=== Aim of the exercise ===
Reproduce the entire listing word for word.

Data entries
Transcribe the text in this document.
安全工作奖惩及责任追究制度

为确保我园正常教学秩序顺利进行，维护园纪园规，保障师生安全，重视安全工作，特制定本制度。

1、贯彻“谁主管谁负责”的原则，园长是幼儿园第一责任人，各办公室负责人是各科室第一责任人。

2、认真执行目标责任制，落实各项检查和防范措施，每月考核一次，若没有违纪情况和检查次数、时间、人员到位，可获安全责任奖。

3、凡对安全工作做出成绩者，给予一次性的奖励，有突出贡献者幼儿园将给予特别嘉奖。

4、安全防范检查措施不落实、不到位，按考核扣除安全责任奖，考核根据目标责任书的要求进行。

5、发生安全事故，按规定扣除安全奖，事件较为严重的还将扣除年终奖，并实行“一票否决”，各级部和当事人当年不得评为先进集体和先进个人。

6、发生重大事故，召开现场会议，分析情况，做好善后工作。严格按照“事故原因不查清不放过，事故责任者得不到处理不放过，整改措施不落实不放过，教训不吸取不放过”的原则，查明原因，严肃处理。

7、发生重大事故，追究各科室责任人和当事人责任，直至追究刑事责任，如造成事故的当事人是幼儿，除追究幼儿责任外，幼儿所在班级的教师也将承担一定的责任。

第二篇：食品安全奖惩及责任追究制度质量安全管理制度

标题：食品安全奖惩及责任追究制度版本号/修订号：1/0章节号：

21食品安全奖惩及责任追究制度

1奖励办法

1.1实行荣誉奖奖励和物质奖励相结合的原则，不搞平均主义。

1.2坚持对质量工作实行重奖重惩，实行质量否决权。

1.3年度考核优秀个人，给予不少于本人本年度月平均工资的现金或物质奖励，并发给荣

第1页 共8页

=== Full answer ===
Transcribe the text in this document.
安全工作奖惩及责任追究制度

为确保我园正常教学秩序顺利进行，维护园纪园规，保障师生安全，重视安全工作，特制定本制度。

1、贯彻“谁主管谁负责”的原则，园长是幼儿园第一责任人，各办公室负责人是各科室第一责任人。

2、认真执行目标责任制，落实各项检查和防范措施，每月考核一次，若没有违纪情况和检查次数、时间、人员到位，可获安全责任奖。

3、凡对安全工作做出成绩者，给予一次性的奖励，有突出贡献者幼儿园将给予特别嘉奖。

4、安全防范检查措施不落实、不到位，按考核扣除安全责任奖，考核根据目标责任书的要求进行。

5、发生安全事故，按规定扣除安全奖，事件较为严重的还将扣除年终奖，并实行“一票否决”，各级部和当事人当年不得评为先进集体和先进个人。

6、发生重大事故，召开现场会议，分析情况，做好善后工作。严格按照“事故原因不查清不放过，事故责任者得不到处理不放过，整改措施不落实不放过，教训不吸取不放过”的原则，查明原因，严肃处理。

7、发生重大事故，追究各科室责任人和当事人责任，直至追究刑事责任，如造成事故的当事人是幼儿，除追究幼儿责任外，幼儿所在班级的教师也将承担一定的责任。

第二篇：食品安全奖惩及责任追究制度质量安全管理制度

标题：食品安全奖惩及责任追究制度版本号/修订号：1/0章节号：

21食品安全奖惩及责任追究制度

1奖励办法

1.1实行荣誉奖奖励和物质奖励相结合的原则，不搞平均主义。

1.2坚持对质量工作实行重奖重惩，实行质量否决权。

1.3年度考核优秀个人，给予不少于本人本年度月平均工资的现金或物质奖励，并发给荣

第1页 共8页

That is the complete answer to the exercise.